Saved data entries:
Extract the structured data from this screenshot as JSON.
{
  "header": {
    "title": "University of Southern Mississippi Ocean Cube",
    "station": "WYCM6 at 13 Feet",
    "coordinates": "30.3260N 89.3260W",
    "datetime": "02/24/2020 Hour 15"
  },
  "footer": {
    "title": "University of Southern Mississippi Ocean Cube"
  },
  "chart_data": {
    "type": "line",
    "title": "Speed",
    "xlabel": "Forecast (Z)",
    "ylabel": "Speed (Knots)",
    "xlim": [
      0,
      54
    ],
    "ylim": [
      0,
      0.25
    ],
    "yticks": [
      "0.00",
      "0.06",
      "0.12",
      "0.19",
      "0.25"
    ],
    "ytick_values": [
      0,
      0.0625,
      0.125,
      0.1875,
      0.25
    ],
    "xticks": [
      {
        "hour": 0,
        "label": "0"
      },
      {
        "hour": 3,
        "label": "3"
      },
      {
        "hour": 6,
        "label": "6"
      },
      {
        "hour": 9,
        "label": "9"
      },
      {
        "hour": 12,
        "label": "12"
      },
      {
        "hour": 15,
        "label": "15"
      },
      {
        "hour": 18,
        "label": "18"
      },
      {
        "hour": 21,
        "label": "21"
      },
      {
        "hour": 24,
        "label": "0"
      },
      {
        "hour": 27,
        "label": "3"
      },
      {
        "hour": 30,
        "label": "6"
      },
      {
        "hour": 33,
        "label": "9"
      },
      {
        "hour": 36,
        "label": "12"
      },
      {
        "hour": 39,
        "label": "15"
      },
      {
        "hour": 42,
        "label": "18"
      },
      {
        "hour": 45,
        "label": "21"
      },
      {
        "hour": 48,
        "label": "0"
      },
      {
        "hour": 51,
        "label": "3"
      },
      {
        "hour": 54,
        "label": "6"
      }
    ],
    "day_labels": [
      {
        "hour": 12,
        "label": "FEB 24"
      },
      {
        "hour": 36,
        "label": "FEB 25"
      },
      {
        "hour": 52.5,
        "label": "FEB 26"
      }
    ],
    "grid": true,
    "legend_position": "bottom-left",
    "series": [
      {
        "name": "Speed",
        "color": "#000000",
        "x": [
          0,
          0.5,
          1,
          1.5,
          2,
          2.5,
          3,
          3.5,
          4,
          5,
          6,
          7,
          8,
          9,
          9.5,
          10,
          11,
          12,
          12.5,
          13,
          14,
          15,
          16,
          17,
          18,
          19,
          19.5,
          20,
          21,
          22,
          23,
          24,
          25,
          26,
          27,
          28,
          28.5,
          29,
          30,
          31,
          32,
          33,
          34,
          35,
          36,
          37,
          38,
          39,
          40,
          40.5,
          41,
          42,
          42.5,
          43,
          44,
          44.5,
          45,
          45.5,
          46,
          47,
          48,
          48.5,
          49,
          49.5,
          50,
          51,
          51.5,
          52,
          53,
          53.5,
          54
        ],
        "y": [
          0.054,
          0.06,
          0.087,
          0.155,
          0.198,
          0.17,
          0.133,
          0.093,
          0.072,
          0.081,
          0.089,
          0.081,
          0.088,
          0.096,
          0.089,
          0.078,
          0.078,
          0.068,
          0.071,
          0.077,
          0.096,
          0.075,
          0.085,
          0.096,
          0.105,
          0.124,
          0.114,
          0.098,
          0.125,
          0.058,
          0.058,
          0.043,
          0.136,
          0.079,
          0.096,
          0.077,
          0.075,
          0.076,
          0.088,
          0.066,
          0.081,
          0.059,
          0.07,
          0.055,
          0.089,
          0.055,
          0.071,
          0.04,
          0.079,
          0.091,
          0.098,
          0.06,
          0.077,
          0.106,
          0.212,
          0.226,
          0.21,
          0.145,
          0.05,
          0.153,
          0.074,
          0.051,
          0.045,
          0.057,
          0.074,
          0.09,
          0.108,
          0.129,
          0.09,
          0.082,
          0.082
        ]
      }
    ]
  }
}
==
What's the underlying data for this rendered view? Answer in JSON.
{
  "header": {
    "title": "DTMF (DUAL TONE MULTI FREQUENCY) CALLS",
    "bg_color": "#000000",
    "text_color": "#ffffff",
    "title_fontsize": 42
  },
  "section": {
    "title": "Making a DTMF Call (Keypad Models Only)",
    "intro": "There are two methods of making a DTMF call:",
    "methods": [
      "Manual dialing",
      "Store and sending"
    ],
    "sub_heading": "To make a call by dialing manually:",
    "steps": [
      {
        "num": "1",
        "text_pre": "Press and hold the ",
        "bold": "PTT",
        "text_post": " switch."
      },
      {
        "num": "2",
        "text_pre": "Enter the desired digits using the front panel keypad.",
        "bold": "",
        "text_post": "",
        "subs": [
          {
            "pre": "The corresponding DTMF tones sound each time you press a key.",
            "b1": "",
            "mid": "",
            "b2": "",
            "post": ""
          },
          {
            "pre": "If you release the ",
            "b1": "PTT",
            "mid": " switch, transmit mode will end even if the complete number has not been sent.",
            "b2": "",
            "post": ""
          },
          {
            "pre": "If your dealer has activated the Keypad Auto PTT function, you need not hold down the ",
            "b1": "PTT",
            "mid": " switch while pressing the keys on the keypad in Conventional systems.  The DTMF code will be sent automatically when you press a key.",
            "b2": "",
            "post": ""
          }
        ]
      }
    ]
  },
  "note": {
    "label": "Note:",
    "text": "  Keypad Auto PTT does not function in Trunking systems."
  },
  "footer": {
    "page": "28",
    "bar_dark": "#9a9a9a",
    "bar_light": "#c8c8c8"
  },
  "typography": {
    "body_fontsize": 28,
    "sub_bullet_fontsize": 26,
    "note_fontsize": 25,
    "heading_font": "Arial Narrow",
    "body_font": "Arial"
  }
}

» **REQUIREMENTS**: Pick out and copy every line that contains the word "this".

» **THE RESPONSE**:
Extract the structured data from this screenshot as JSON.
What's the underlying data for this rendered view? Answer in JSON.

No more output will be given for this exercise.